Skip the pictures. Reproduce all other material exactly.

Stored data entries:
****

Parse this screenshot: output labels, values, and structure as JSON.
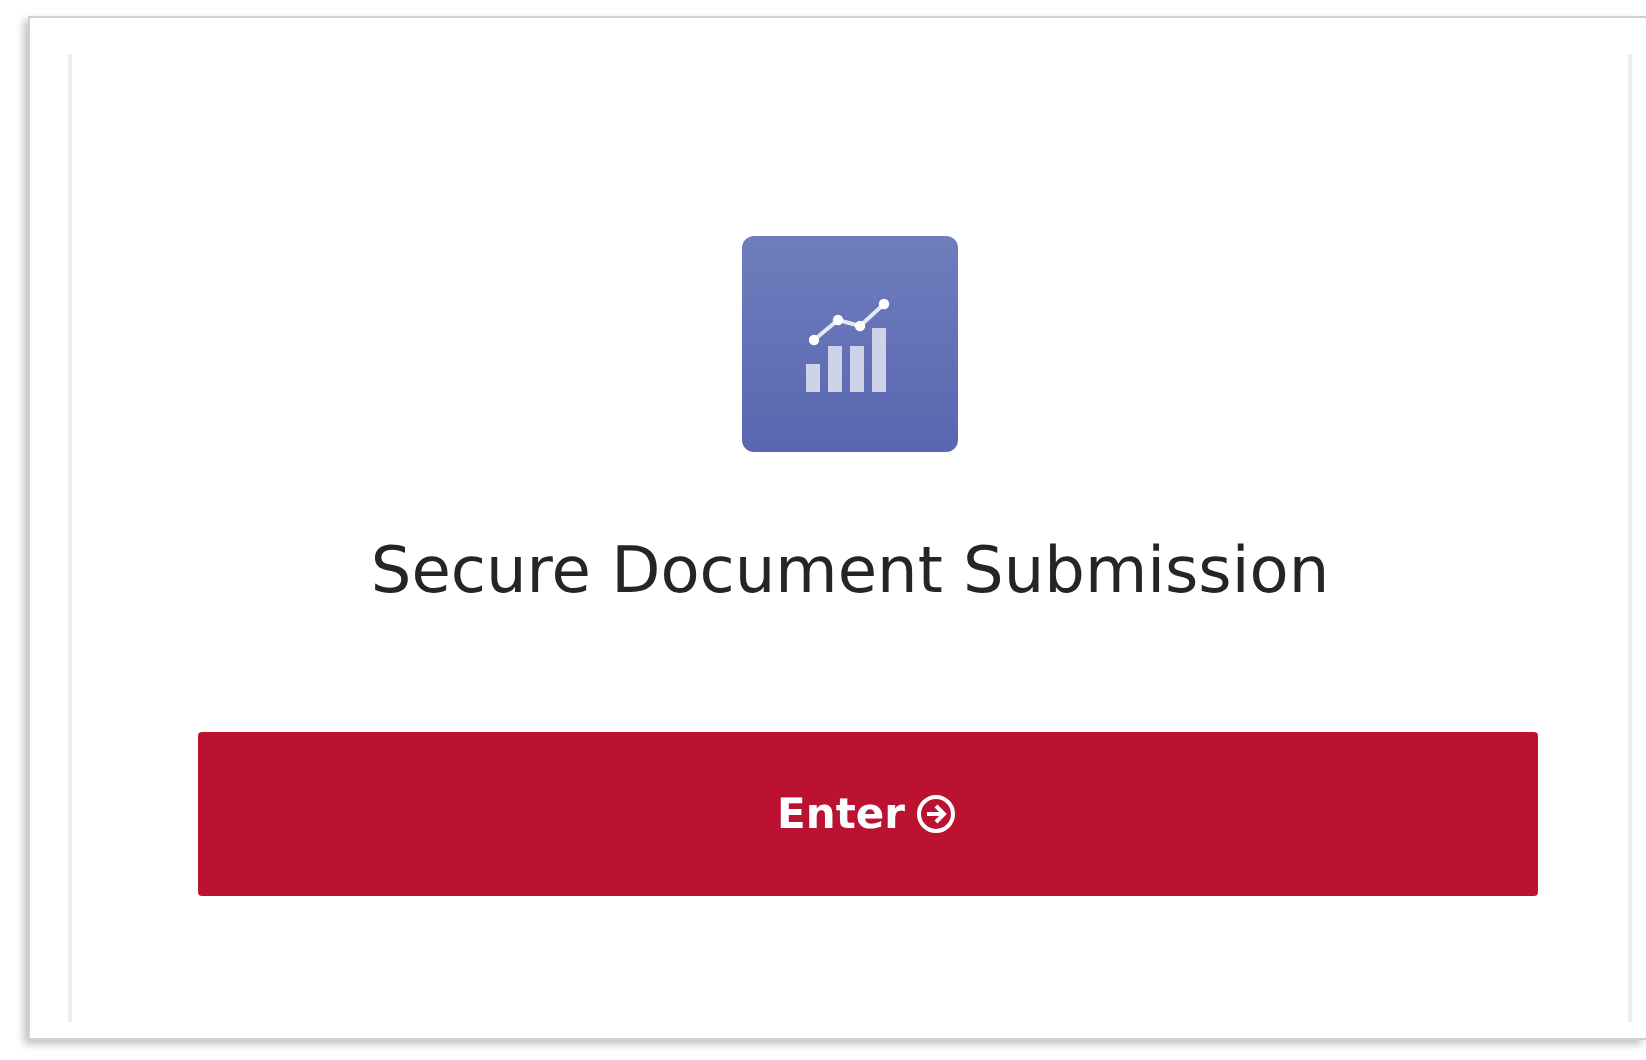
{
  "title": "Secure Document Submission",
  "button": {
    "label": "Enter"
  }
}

****

# ANSWER FOR THE TASK:
Parse this screenshot: output labels, values, and structure as JSON.
{
  "title": "Secure Document Submission",
  "button": {
    "label": "Enter"
  }
}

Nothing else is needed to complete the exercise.